Braga chegou clube ao para gerir, impor suas ideias, participar diretamente das decisões estratégicas e financeiras do Botafogo. Com vasta experiência em otimização e resgate de marcas, ele vai, aos poucos, mostrando os resultados – dentro e fora de campo. E o Esporte Executivo teve o prazer de entrevistá-lo, onde o executivo pôde falar sobre o seu perfil de gestão, seus ideais e o que ele espera para o futuro do Botafogo. Uma das melhores conversas já feitas por aqui, graças a enorme visão e competência do CEO botafoguense. Abaixo, o vídeo completo e na sequência a entrevista na íntegra!

 

Você tem uma grande experiência no universo corporativo e chega para o segmento esportivo que, no Brasil, ainda tem uma defasagem administrativa. Como foi esse impacto como profissional?

Acompanhei nos últimos anos alguns mercados se transformarem. Na dinâmica de ponto de venda, para a dinâmica digital, eu estou convencido de que o mercado do futebol está chegando nesse ponto de inflexão. O mercado, como a gente conhece, vai mudar. Primeiro, é o esgarçamento da questão da gestão. Quando o maior clube do planeta não consegue renovar com seu ídolo mais famoso por uma questão financeira, a mensagem é clara: a paixão só pelo futebol não viabiliza mais. Segundo, todos os mercados têm ligas. A liga além de negociar melhor os direitos esportivos, também obriga o financeiro, transparência, gestão e controles de todos os clubes que participam. Além disso, tem uma questão do endividamento dos clubes brasileiros. Não é mais uma questão individual do clube A ao clube D, claramente o modelo de negócio do futebol no Brasil está sofrendo uma transformação.

Mas o futebol brasileiro de alguma forma foi desenhado para que essa dívida chegasse no patamar que está, não foi por acaso.

DADOS FORNECIDOS:
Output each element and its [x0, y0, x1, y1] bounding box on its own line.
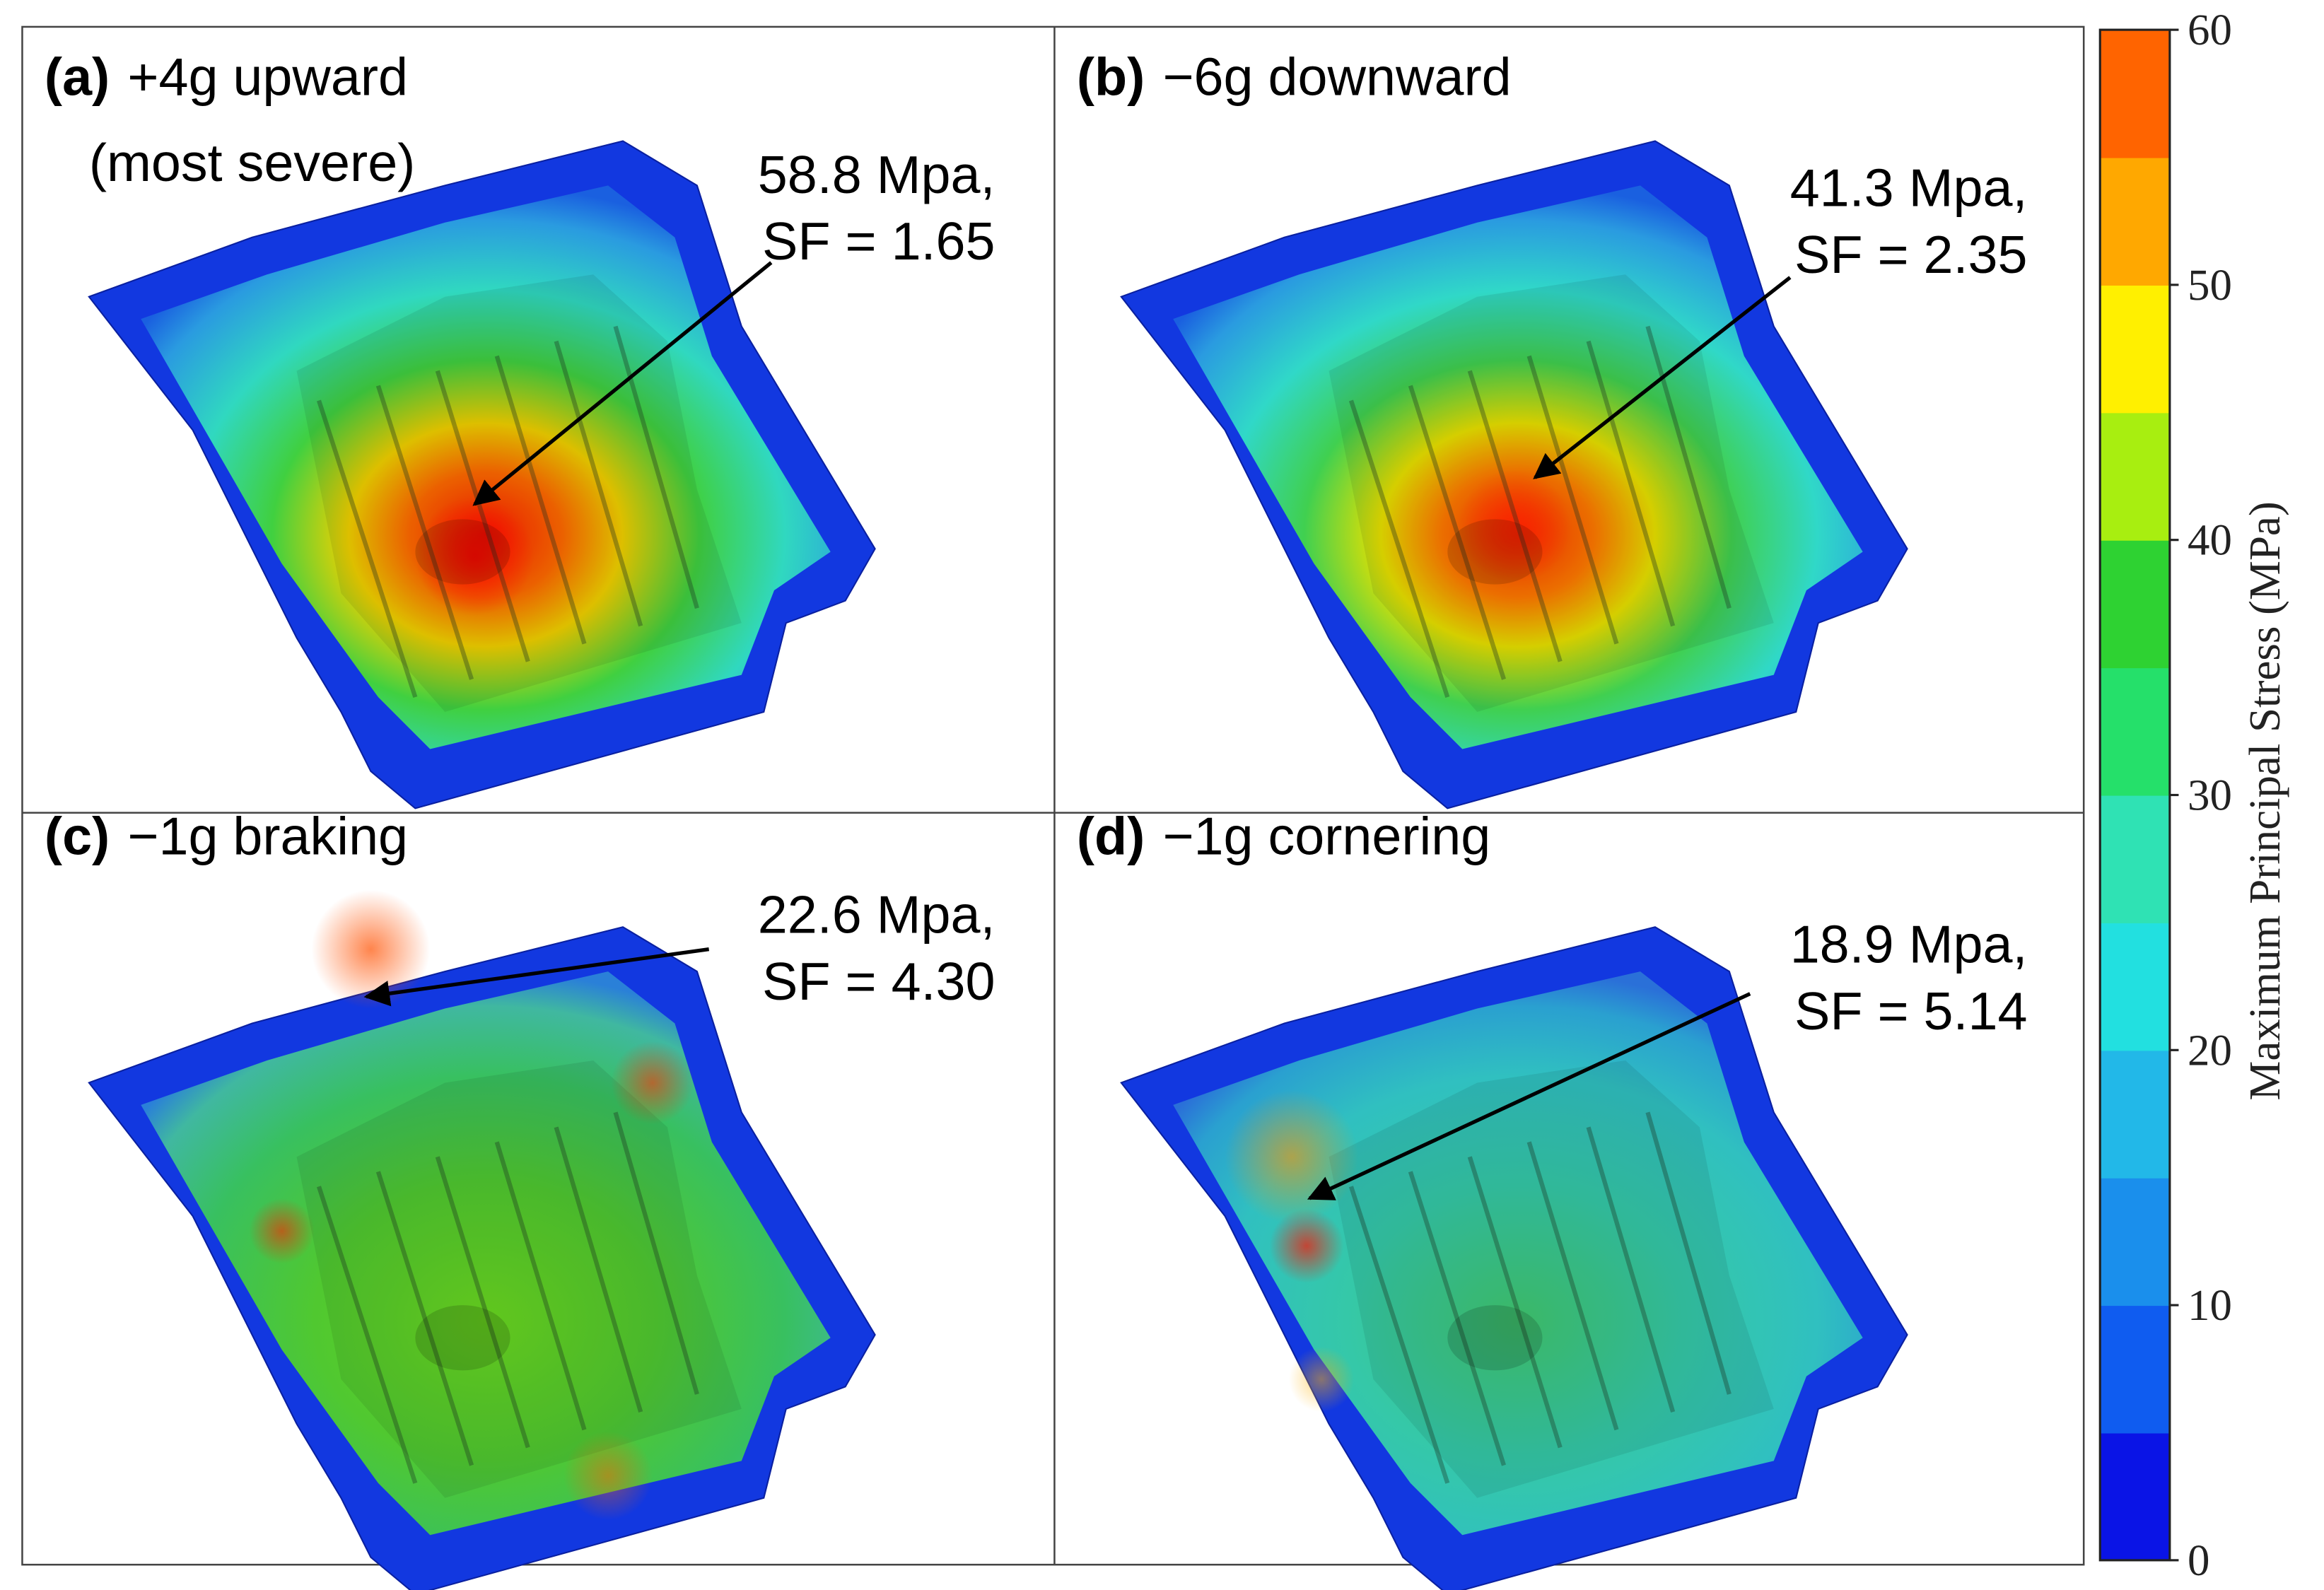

TAREFAS:
- A) Enumere tudo o que, segundo a entrevista, a liga obriga os clubes participantes a ter.
- B) Responda com base na entrevista:
(i) Qual veículo entrevistou o executivo?
(ii) Que cargo o entrevistado ocupa no Botafogo?
(iii) O que, de acordo com o executivo, todos os mercados têm?
- C) Devolva sem alterações o trecho da entrevista que começa em "Braga chegou clube" e vai até "entrevista na íntegra!".

RESULTADOS:
- A)
- o financeiro
- transparência
- gestão
- controles

- B)
(i) O Esporte Executivo.
(ii) CEO.
(iii) Ligas.

- C)
Braga chegou clube ao para gerir, impor suas ideias, participar diretamente das decisões estratégicas e financeiras do Botafogo. Com vasta experiência em otimização e resgate de marcas, ele vai, aos poucos, mostrando os resultados – dentro e fora de campo. E o Esporte Executivo teve o prazer de entrevistá-lo, onde o executivo pôde falar sobre o seu perfil de gestão, seus ideais e o que ele espera para o futuro do Botafogo. Uma das melhores conversas já feitas por aqui, graças a enorme visão e competência do CEO botafoguense. Abaixo, o vídeo completo e na sequência a entrevista na íntegra!